-- Start of INFORMATION SHOWN --
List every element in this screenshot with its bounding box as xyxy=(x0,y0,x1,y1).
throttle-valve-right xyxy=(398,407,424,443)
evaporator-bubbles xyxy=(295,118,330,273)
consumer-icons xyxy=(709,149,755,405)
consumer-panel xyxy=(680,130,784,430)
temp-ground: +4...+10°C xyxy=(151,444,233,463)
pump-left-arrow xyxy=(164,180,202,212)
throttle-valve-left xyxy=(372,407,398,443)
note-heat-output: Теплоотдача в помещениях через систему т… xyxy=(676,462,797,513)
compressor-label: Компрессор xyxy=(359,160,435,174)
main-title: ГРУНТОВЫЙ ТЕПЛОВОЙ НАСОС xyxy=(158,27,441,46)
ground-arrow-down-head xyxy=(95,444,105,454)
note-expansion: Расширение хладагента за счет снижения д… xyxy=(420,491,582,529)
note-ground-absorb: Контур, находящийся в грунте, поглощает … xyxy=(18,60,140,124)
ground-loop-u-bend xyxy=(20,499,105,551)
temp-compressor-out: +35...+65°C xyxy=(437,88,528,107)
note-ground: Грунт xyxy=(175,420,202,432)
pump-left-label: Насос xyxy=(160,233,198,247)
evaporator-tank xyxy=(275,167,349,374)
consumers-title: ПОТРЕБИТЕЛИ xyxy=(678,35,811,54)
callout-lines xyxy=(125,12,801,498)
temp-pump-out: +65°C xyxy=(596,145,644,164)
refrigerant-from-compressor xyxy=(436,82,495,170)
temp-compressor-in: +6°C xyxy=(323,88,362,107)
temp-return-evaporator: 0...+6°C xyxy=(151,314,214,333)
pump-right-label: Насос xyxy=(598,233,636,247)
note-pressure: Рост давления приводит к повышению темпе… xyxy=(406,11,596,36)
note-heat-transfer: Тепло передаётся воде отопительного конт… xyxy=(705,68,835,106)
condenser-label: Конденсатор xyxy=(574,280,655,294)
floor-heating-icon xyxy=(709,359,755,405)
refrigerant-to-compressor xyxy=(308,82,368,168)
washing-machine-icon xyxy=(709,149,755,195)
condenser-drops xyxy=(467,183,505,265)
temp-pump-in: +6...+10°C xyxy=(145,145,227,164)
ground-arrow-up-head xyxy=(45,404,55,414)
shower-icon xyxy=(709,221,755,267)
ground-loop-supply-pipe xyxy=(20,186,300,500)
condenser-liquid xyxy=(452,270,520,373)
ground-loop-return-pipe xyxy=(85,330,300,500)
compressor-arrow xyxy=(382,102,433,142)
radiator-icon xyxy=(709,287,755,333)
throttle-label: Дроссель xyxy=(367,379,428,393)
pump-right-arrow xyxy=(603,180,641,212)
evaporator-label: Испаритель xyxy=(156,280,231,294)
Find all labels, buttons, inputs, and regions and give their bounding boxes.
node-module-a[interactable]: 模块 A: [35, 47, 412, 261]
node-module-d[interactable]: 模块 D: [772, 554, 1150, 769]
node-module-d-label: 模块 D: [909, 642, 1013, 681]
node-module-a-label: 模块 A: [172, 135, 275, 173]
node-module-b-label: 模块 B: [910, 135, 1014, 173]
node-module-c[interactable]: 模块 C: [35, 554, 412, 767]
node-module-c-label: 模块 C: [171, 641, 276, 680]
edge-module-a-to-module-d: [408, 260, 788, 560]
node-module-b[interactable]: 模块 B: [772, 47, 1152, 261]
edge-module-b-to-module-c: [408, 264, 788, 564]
-- End of INFORMATION SHOWN --
EXERCISE DESCRIPTION :: Copy every row above word for word, keeping the original line order.

RESPONSE TO THIS TASK ::
List every element in this screenshot with its bounding box as xyxy=(x0,y0,x1,y1).
throttle-valve-right xyxy=(398,407,424,443)
evaporator-bubbles xyxy=(295,118,330,273)
consumer-icons xyxy=(709,149,755,405)
consumer-panel xyxy=(680,130,784,430)
temp-ground: +4...+10°C xyxy=(151,444,233,463)
pump-left-arrow xyxy=(164,180,202,212)
throttle-valve-left xyxy=(372,407,398,443)
note-heat-output: Теплоотдача в помещениях через систему т… xyxy=(676,462,797,513)
compressor-label: Компрессор xyxy=(359,160,435,174)
main-title: ГРУНТОВЫЙ ТЕПЛОВОЙ НАСОС xyxy=(158,27,441,46)
ground-arrow-down-head xyxy=(95,444,105,454)
note-expansion: Расширение хладагента за счет снижения д… xyxy=(420,491,582,529)
note-ground-absorb: Контур, находящийся в грунте, поглощает … xyxy=(18,60,140,124)
ground-loop-u-bend xyxy=(20,499,105,551)
temp-compressor-out: +35...+65°C xyxy=(437,88,528,107)
note-ground: Грунт xyxy=(175,420,202,432)
pump-left-label: Насос xyxy=(160,233,198,247)
evaporator-tank xyxy=(275,167,349,374)
consumers-title: ПОТРЕБИТЕЛИ xyxy=(678,35,811,54)
callout-lines xyxy=(125,12,801,498)
temp-pump-out: +65°C xyxy=(596,145,644,164)
refrigerant-from-compressor xyxy=(436,82,495,170)
temp-compressor-in: +6°C xyxy=(323,88,362,107)
temp-return-evaporator: 0...+6°C xyxy=(151,314,214,333)
pump-right-label: Насос xyxy=(598,233,636,247)
note-pressure: Рост давления приводит к повышению темпе… xyxy=(406,11,596,36)
note-heat-transfer: Тепло передаётся воде отопительного конт… xyxy=(705,68,835,106)
condenser-label: Конденсатор xyxy=(574,280,655,294)
floor-heating-icon xyxy=(709,359,755,405)
refrigerant-to-compressor xyxy=(308,82,368,168)
washing-machine-icon xyxy=(709,149,755,195)
condenser-drops xyxy=(467,183,505,265)
temp-pump-in: +6...+10°C xyxy=(145,145,227,164)
ground-arrow-up-head xyxy=(45,404,55,414)
shower-icon xyxy=(709,221,755,267)
ground-loop-supply-pipe xyxy=(20,186,300,500)
condenser-liquid xyxy=(452,270,520,373)
ground-loop-return-pipe xyxy=(85,330,300,500)
compressor-arrow xyxy=(382,102,433,142)
radiator-icon xyxy=(709,287,755,333)
throttle-label: Дроссель xyxy=(367,379,428,393)
pump-right-arrow xyxy=(603,180,641,212)
evaporator-label: Испаритель xyxy=(156,280,231,294)
Find all labels, buttons, inputs, and regions and give their bounding boxes.
node-module-a[interactable]: 模块 A: [35, 47, 412, 261]
node-module-d[interactable]: 模块 D: [772, 554, 1150, 769]
node-module-d-label: 模块 D: [909, 642, 1013, 681]
node-module-a-label: 模块 A: [172, 135, 275, 173]
node-module-b-label: 模块 B: [910, 135, 1014, 173]
node-module-c[interactable]: 模块 C: [35, 554, 412, 767]
node-module-c-label: 模块 C: [171, 641, 276, 680]
edge-module-a-to-module-d: [408, 260, 788, 560]
node-module-b[interactable]: 模块 B: [772, 47, 1152, 261]
edge-module-b-to-module-c: [408, 264, 788, 564]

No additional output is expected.